* Material shown:
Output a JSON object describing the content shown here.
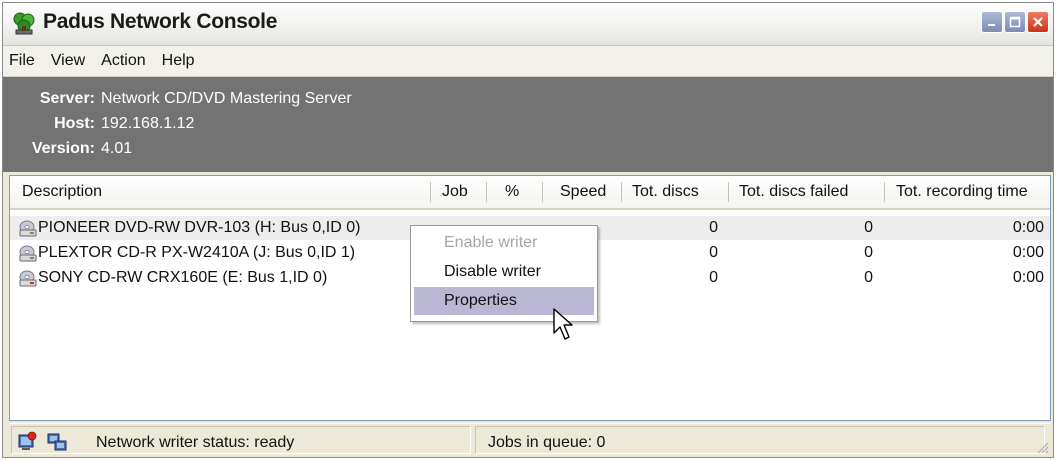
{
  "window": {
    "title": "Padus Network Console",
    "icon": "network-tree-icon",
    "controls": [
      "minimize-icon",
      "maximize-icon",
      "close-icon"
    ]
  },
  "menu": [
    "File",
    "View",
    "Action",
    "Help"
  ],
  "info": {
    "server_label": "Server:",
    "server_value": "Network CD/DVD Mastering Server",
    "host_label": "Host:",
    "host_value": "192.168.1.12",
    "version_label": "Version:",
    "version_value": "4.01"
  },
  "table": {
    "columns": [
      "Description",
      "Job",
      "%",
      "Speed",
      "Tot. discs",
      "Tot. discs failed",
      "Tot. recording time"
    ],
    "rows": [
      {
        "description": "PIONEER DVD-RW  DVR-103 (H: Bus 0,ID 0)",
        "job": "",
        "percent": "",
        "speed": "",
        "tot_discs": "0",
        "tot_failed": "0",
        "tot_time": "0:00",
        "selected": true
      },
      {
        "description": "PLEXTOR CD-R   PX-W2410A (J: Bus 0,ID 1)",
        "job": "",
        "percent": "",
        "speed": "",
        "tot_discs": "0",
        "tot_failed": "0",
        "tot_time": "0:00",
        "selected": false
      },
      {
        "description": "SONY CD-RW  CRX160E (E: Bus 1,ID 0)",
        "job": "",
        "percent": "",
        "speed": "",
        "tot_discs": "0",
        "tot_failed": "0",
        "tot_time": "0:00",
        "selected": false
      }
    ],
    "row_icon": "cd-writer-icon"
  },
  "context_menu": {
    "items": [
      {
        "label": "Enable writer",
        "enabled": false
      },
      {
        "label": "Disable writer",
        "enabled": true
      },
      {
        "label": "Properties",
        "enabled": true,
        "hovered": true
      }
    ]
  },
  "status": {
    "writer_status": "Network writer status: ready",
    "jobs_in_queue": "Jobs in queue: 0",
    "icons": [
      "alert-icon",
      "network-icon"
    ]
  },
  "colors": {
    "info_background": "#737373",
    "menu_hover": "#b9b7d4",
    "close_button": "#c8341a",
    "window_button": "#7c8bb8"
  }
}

* Problem to solve: Leave out the pictures and return every record word for word.

* Answer to the problem:
Output a JSON object describing the content shown here.
{
  "window": {
    "title": "Padus Network Console",
    "icon": "network-tree-icon",
    "controls": [
      "minimize-icon",
      "maximize-icon",
      "close-icon"
    ]
  },
  "menu": [
    "File",
    "View",
    "Action",
    "Help"
  ],
  "info": {
    "server_label": "Server:",
    "server_value": "Network CD/DVD Mastering Server",
    "host_label": "Host:",
    "host_value": "192.168.1.12",
    "version_label": "Version:",
    "version_value": "4.01"
  },
  "table": {
    "columns": [
      "Description",
      "Job",
      "%",
      "Speed",
      "Tot. discs",
      "Tot. discs failed",
      "Tot. recording time"
    ],
    "rows": [
      {
        "description": "PIONEER DVD-RW  DVR-103 (H: Bus 0,ID 0)",
        "job": "",
        "percent": "",
        "speed": "",
        "tot_discs": "0",
        "tot_failed": "0",
        "tot_time": "0:00",
        "selected": true
      },
      {
        "description": "PLEXTOR CD-R   PX-W2410A (J: Bus 0,ID 1)",
        "job": "",
        "percent": "",
        "speed": "",
        "tot_discs": "0",
        "tot_failed": "0",
        "tot_time": "0:00",
        "selected": false
      },
      {
        "description": "SONY CD-RW  CRX160E (E: Bus 1,ID 0)",
        "job": "",
        "percent": "",
        "speed": "",
        "tot_discs": "0",
        "tot_failed": "0",
        "tot_time": "0:00",
        "selected": false
      }
    ],
    "row_icon": "cd-writer-icon"
  },
  "context_menu": {
    "items": [
      {
        "label": "Enable writer",
        "enabled": false
      },
      {
        "label": "Disable writer",
        "enabled": true
      },
      {
        "label": "Properties",
        "enabled": true,
        "hovered": true
      }
    ]
  },
  "status": {
    "writer_status": "Network writer status: ready",
    "jobs_in_queue": "Jobs in queue: 0",
    "icons": [
      "alert-icon",
      "network-icon"
    ]
  },
  "colors": {
    "info_background": "#737373",
    "menu_hover": "#b9b7d4",
    "close_button": "#c8341a",
    "window_button": "#7c8bb8"
  }
}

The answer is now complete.